• GOAL
Give back every line exactly as it appears, pictures excluded.

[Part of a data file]
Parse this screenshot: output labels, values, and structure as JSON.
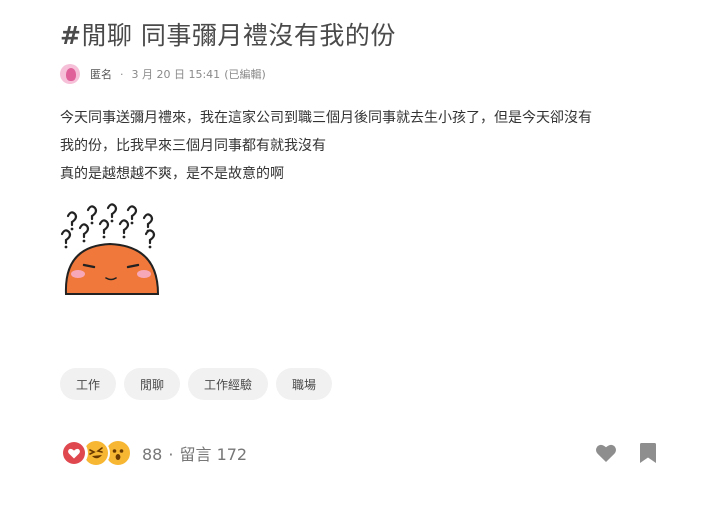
{
  "post": {
    "title_hash": "#",
    "title": "閒聊 同事彌月禮沒有我的份",
    "author": "匿名",
    "separator": "·",
    "datetime": "3 月 20 日 15:41",
    "edited": "(已編輯)",
    "body_lines": [
      "今天同事送彌月禮來，我在這家公司到職三個月後同事就去生小孩了，但是今天卻沒有",
      "我的份，比我早來三個月同事都有就我沒有",
      "真的是越想越不爽，是不是故意的啊"
    ]
  },
  "tags": [
    "工作",
    "閒聊",
    "工作經驗",
    "職場"
  ],
  "footer": {
    "reaction_icons": [
      "heart-icon",
      "haha-icon",
      "wow-icon"
    ],
    "reaction_count": "88",
    "dot": "·",
    "comments_label": "留言",
    "comments_count": "172"
  },
  "colors": {
    "heart": "#e0484f",
    "emoji": "#f7b733",
    "sticker": "#f0783a",
    "action_icon": "#8e8e8e"
  }
}
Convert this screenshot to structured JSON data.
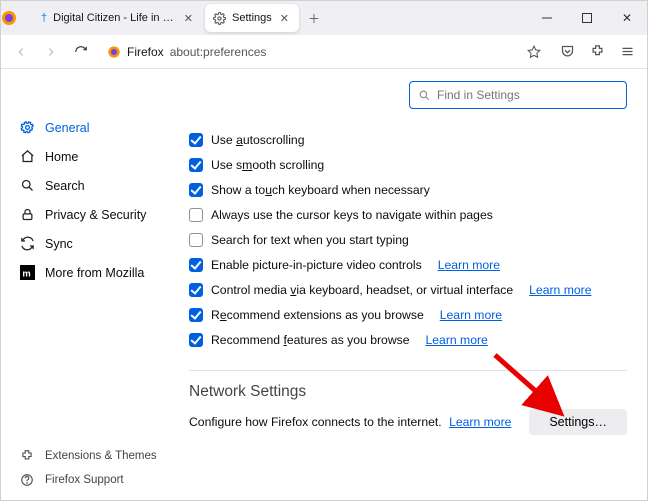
{
  "titlebar": {
    "tab1": {
      "label": "Digital Citizen - Life in a digital"
    },
    "tab2": {
      "label": "Settings"
    }
  },
  "toolbar": {
    "identity": "Firefox",
    "url": "about:preferences"
  },
  "search": {
    "placeholder": "Find in Settings"
  },
  "sidebar": {
    "items": [
      {
        "label": "General"
      },
      {
        "label": "Home"
      },
      {
        "label": "Search"
      },
      {
        "label": "Privacy & Security"
      },
      {
        "label": "Sync"
      },
      {
        "label": "More from Mozilla"
      }
    ],
    "footer": [
      {
        "label": "Extensions & Themes"
      },
      {
        "label": "Firefox Support"
      }
    ]
  },
  "options": [
    {
      "checked": true,
      "label": "Use autoscrolling",
      "accel": "a"
    },
    {
      "checked": true,
      "label": "Use smooth scrolling",
      "accel": "m"
    },
    {
      "checked": true,
      "label": "Show a touch keyboard when necessary",
      "accel": "u"
    },
    {
      "checked": false,
      "label": "Always use the cursor keys to navigate within pages"
    },
    {
      "checked": false,
      "label": "Search for text when you start typing"
    },
    {
      "checked": true,
      "label": "Enable picture-in-picture video controls",
      "learn": "Learn more"
    },
    {
      "checked": true,
      "label": "Control media via keyboard, headset, or virtual interface",
      "accel": "v",
      "learn": "Learn more"
    },
    {
      "checked": true,
      "label": "Recommend extensions as you browse",
      "accel": "e",
      "learn": "Learn more"
    },
    {
      "checked": true,
      "label": "Recommend features as you browse",
      "accel": "f",
      "learn": "Learn more"
    }
  ],
  "network": {
    "heading": "Network Settings",
    "desc": "Configure how Firefox connects to the internet.",
    "learn": "Learn more",
    "button": "Settings…"
  },
  "learn_more_text": "Learn more"
}
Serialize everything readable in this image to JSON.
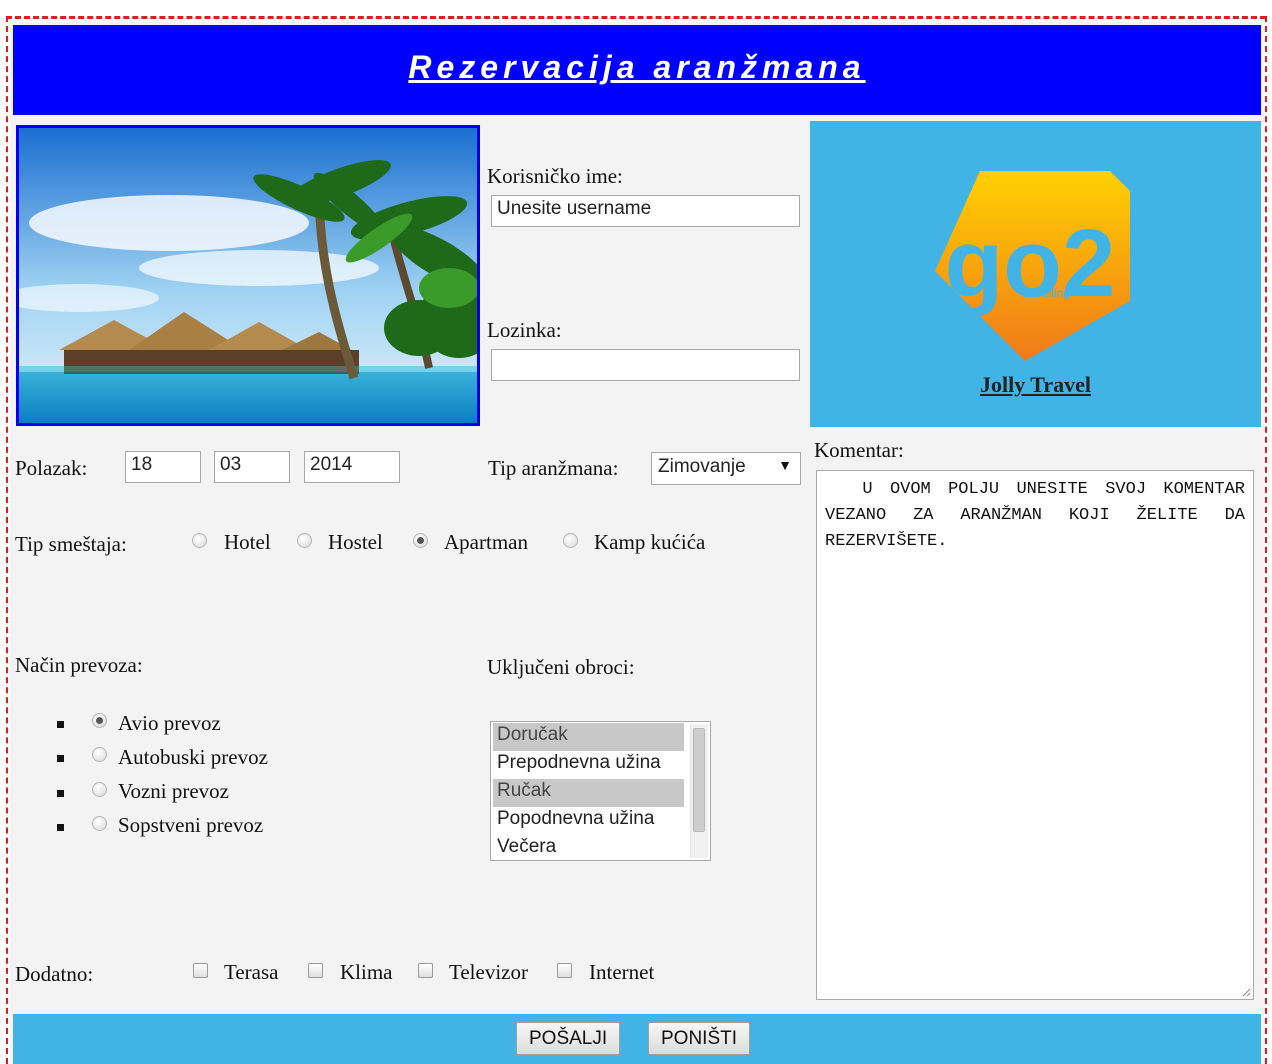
{
  "header": {
    "title": "Rezervacija aranžmana"
  },
  "login": {
    "username_label": "Korisničko ime:",
    "username_value": "Unesite username",
    "password_label": "Lozinka:",
    "password_value": ""
  },
  "logo": {
    "mark_text": "go2",
    "mark_subtext": "travelling",
    "caption": "Jolly Travel"
  },
  "departure": {
    "label": "Polazak:",
    "day": "18",
    "month": "03",
    "year": "2014"
  },
  "package_type": {
    "label": "Tip aranžmana:",
    "selected": "Zimovanje"
  },
  "accommodation": {
    "label": "Tip smeštaja:",
    "options": [
      "Hotel",
      "Hostel",
      "Apartman",
      "Kamp kućića"
    ],
    "selected": "Apartman"
  },
  "transport": {
    "label": "Način prevoza:",
    "options": [
      "Avio prevoz",
      "Autobuski prevoz",
      "Vozni prevoz",
      "Sopstveni prevoz"
    ],
    "selected": "Avio prevoz"
  },
  "meals": {
    "label": "Uključeni obroci:",
    "options": [
      "Doručak",
      "Prepodnevna užina",
      "Ručak",
      "Popodnevna užina",
      "Večera"
    ],
    "selected": [
      "Doručak",
      "Ručak"
    ]
  },
  "comment": {
    "label": "Komentar:",
    "text": "U OVOM POLJU UNESITE SVOJ KOMENTAR VEZANO ZA ARANŽMAN KOJI ŽELITE DA REZERVIŠETE."
  },
  "extras": {
    "label": "Dodatno:",
    "options": [
      "Terasa",
      "Klima",
      "Televizor",
      "Internet"
    ]
  },
  "footer": {
    "submit_label": "POŠALJI",
    "reset_label": "PONIŠTI"
  },
  "colors": {
    "header_bg": "#0000ff",
    "accent_bg": "#42b3e5",
    "frame_border": "#e8191e",
    "page_bg": "#f3f3f3"
  }
}
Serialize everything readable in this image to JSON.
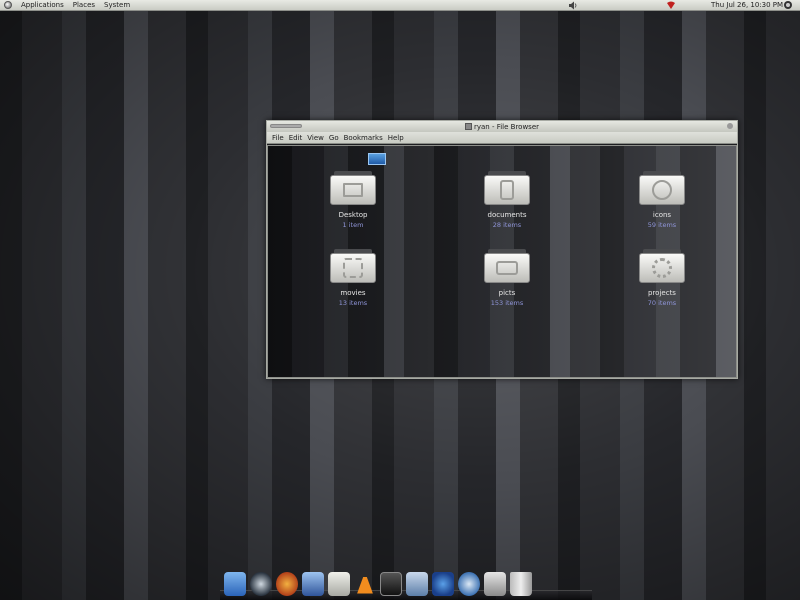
{
  "top_panel": {
    "menus": [
      "Applications",
      "Places",
      "System"
    ],
    "clock": "Thu Jul 26, 10:30 PM"
  },
  "window": {
    "title": "ryan - File Browser",
    "menu": [
      "File",
      "Edit",
      "View",
      "Go",
      "Bookmarks",
      "Help"
    ],
    "folders": [
      {
        "name": "Desktop",
        "count": "1 item",
        "icon": "desktop-folder-icon"
      },
      {
        "name": "documents",
        "count": "28 items",
        "icon": "documents-folder-icon"
      },
      {
        "name": "icons",
        "count": "59 items",
        "icon": "icons-folder-icon"
      },
      {
        "name": "movies",
        "count": "13 items",
        "icon": "movies-folder-icon"
      },
      {
        "name": "picts",
        "count": "153 items",
        "icon": "pictures-folder-icon"
      },
      {
        "name": "projects",
        "count": "70 items",
        "icon": "projects-folder-icon"
      }
    ]
  },
  "dock": {
    "items": [
      "finder-icon",
      "safari-icon",
      "firefox-icon",
      "app-store-icon",
      "calculator-icon",
      "vlc-icon",
      "terminal-icon",
      "preview-icon",
      "mail-icon",
      "network-icon",
      "disk-icon",
      "trash-icon"
    ]
  }
}
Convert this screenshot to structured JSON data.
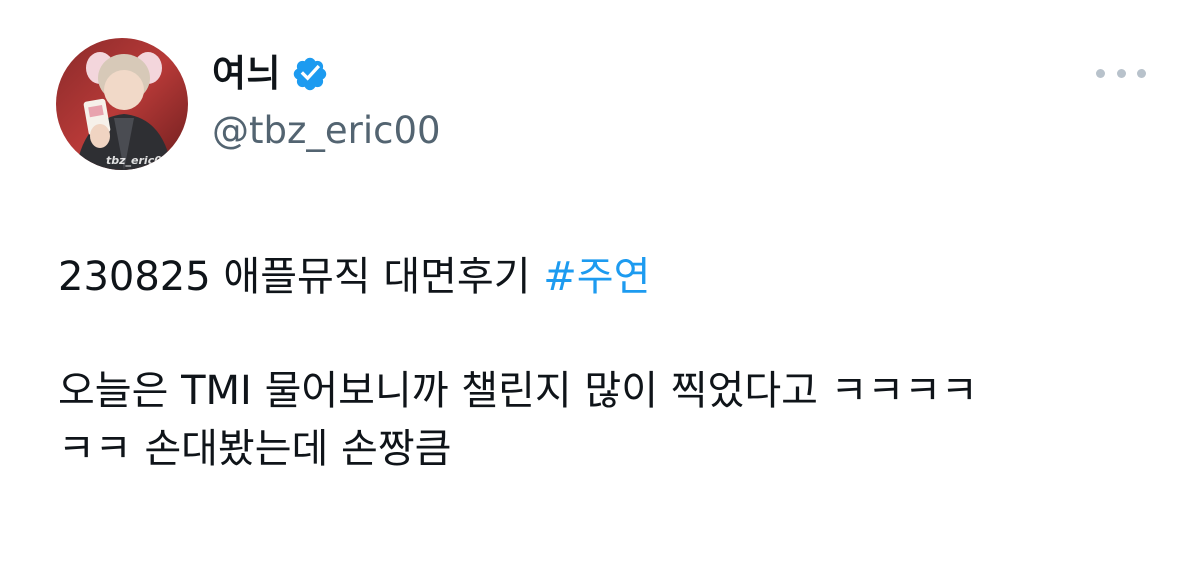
{
  "user": {
    "display_name": "여늬",
    "handle": "@tbz_eric00",
    "verified": true,
    "avatar_watermark": "tbz_eric00"
  },
  "more_menu": {
    "icon": "more-horizontal-icon"
  },
  "tweet": {
    "line1_text": "230825 애플뮤직 대면후기 ",
    "hashtag": "#주연",
    "para2_line1": "오늘은 TMI 물어보니까 챌린지 많이 찍었다고 ㅋㅋㅋㅋ",
    "para2_line2": "ㅋㅋ 손대봤는데 손짱큼"
  },
  "colors": {
    "text": "#0f1419",
    "secondary": "#536471",
    "accent": "#1d9bf0",
    "verified_badge": "#1d9bf0"
  }
}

• PROBLEM SOLUTION
Parse this screenshot: output labels, values, and structure as JSON.
{
  "post": {
    "title_hash": "#",
    "title": "閒聊 同事彌月禮沒有我的份",
    "author": "匿名",
    "separator": "·",
    "datetime": "3 月 20 日 15:41",
    "edited": "(已編輯)",
    "body_lines": [
      "今天同事送彌月禮來，我在這家公司到職三個月後同事就去生小孩了，但是今天卻沒有",
      "我的份，比我早來三個月同事都有就我沒有",
      "真的是越想越不爽，是不是故意的啊"
    ]
  },
  "tags": [
    "工作",
    "閒聊",
    "工作經驗",
    "職場"
  ],
  "footer": {
    "reaction_icons": [
      "heart-icon",
      "haha-icon",
      "wow-icon"
    ],
    "reaction_count": "88",
    "dot": "·",
    "comments_label": "留言",
    "comments_count": "172"
  },
  "colors": {
    "heart": "#e0484f",
    "emoji": "#f7b733",
    "sticker": "#f0783a",
    "action_icon": "#8e8e8e"
  }
}
Convert this screenshot to structured JSON data.
{
  "titlebar": {
    "tab1": {
      "label": "Digital Citizen - Life in a digital"
    },
    "tab2": {
      "label": "Settings"
    }
  },
  "toolbar": {
    "identity": "Firefox",
    "url": "about:preferences"
  },
  "search": {
    "placeholder": "Find in Settings"
  },
  "sidebar": {
    "items": [
      {
        "label": "General"
      },
      {
        "label": "Home"
      },
      {
        "label": "Search"
      },
      {
        "label": "Privacy & Security"
      },
      {
        "label": "Sync"
      },
      {
        "label": "More from Mozilla"
      }
    ],
    "footer": [
      {
        "label": "Extensions & Themes"
      },
      {
        "label": "Firefox Support"
      }
    ]
  },
  "options": [
    {
      "checked": true,
      "label": "Use autoscrolling",
      "accel": "a"
    },
    {
      "checked": true,
      "label": "Use smooth scrolling",
      "accel": "m"
    },
    {
      "checked": true,
      "label": "Show a touch keyboard when necessary",
      "accel": "u"
    },
    {
      "checked": false,
      "label": "Always use the cursor keys to navigate within pages"
    },
    {
      "checked": false,
      "label": "Search for text when you start typing"
    },
    {
      "checked": true,
      "label": "Enable picture-in-picture video controls",
      "learn": "Learn more"
    },
    {
      "checked": true,
      "label": "Control media via keyboard, headset, or virtual interface",
      "accel": "v",
      "learn": "Learn more"
    },
    {
      "checked": true,
      "label": "Recommend extensions as you browse",
      "accel": "e",
      "learn": "Learn more"
    },
    {
      "checked": true,
      "label": "Recommend features as you browse",
      "accel": "f",
      "learn": "Learn more"
    }
  ],
  "network": {
    "heading": "Network Settings",
    "desc": "Configure how Firefox connects to the internet.",
    "learn": "Learn more",
    "button": "Settings…"
  },
  "learn_more_text": "Learn more"
}
Serialize everything readable in this image to JSON.
{
  "header": {
    "title": "Rezervacija aranžmana"
  },
  "login": {
    "username_label": "Korisničko ime:",
    "username_value": "Unesite username",
    "password_label": "Lozinka:",
    "password_value": ""
  },
  "logo": {
    "mark_text": "go2",
    "mark_subtext": "travelling",
    "caption": "Jolly Travel"
  },
  "departure": {
    "label": "Polazak:",
    "day": "18",
    "month": "03",
    "year": "2014"
  },
  "package_type": {
    "label": "Tip aranžmana:",
    "selected": "Zimovanje"
  },
  "accommodation": {
    "label": "Tip smeštaja:",
    "options": [
      "Hotel",
      "Hostel",
      "Apartman",
      "Kamp kućića"
    ],
    "selected": "Apartman"
  },
  "transport": {
    "label": "Način prevoza:",
    "options": [
      "Avio prevoz",
      "Autobuski prevoz",
      "Vozni prevoz",
      "Sopstveni prevoz"
    ],
    "selected": "Avio prevoz"
  },
  "meals": {
    "label": "Uključeni obroci:",
    "options": [
      "Doručak",
      "Prepodnevna užina",
      "Ručak",
      "Popodnevna užina",
      "Večera"
    ],
    "selected": [
      "Doručak",
      "Ručak"
    ]
  },
  "comment": {
    "label": "Komentar:",
    "text": "U OVOM POLJU UNESITE SVOJ KOMENTAR VEZANO ZA ARANŽMAN KOJI ŽELITE DA REZERVIŠETE."
  },
  "extras": {
    "label": "Dodatno:",
    "options": [
      "Terasa",
      "Klima",
      "Televizor",
      "Internet"
    ]
  },
  "footer": {
    "submit_label": "POŠALJI",
    "reset_label": "PONIŠTI"
  },
  "colors": {
    "header_bg": "#0000ff",
    "accent_bg": "#42b3e5",
    "frame_border": "#e8191e",
    "page_bg": "#f3f3f3"
  }
}
Serialize everything readable in this image to JSON.
{
  "top_panel": {
    "menus": [
      "Applications",
      "Places",
      "System"
    ],
    "clock": "Thu Jul 26, 10:30 PM"
  },
  "window": {
    "title": "ryan - File Browser",
    "menu": [
      "File",
      "Edit",
      "View",
      "Go",
      "Bookmarks",
      "Help"
    ],
    "folders": [
      {
        "name": "Desktop",
        "count": "1 item",
        "icon": "desktop-folder-icon"
      },
      {
        "name": "documents",
        "count": "28 items",
        "icon": "documents-folder-icon"
      },
      {
        "name": "icons",
        "count": "59 items",
        "icon": "icons-folder-icon"
      },
      {
        "name": "movies",
        "count": "13 items",
        "icon": "movies-folder-icon"
      },
      {
        "name": "picts",
        "count": "153 items",
        "icon": "pictures-folder-icon"
      },
      {
        "name": "projects",
        "count": "70 items",
        "icon": "projects-folder-icon"
      }
    ]
  },
  "dock": {
    "items": [
      "finder-icon",
      "safari-icon",
      "firefox-icon",
      "app-store-icon",
      "calculator-icon",
      "vlc-icon",
      "terminal-icon",
      "preview-icon",
      "mail-icon",
      "network-icon",
      "disk-icon",
      "trash-icon"
    ]
  }
}
Convert this screenshot to structured JSON data.
{
  "user": {
    "display_name": "여늬",
    "handle": "@tbz_eric00",
    "verified": true,
    "avatar_watermark": "tbz_eric00"
  },
  "more_menu": {
    "icon": "more-horizontal-icon"
  },
  "tweet": {
    "line1_text": "230825 애플뮤직 대면후기 ",
    "hashtag": "#주연",
    "para2_line1": "오늘은 TMI 물어보니까 챌린지 많이 찍었다고 ㅋㅋㅋㅋ",
    "para2_line2": "ㅋㅋ 손대봤는데 손짱큼"
  },
  "colors": {
    "text": "#0f1419",
    "secondary": "#536471",
    "accent": "#1d9bf0",
    "verified_badge": "#1d9bf0"
  }
}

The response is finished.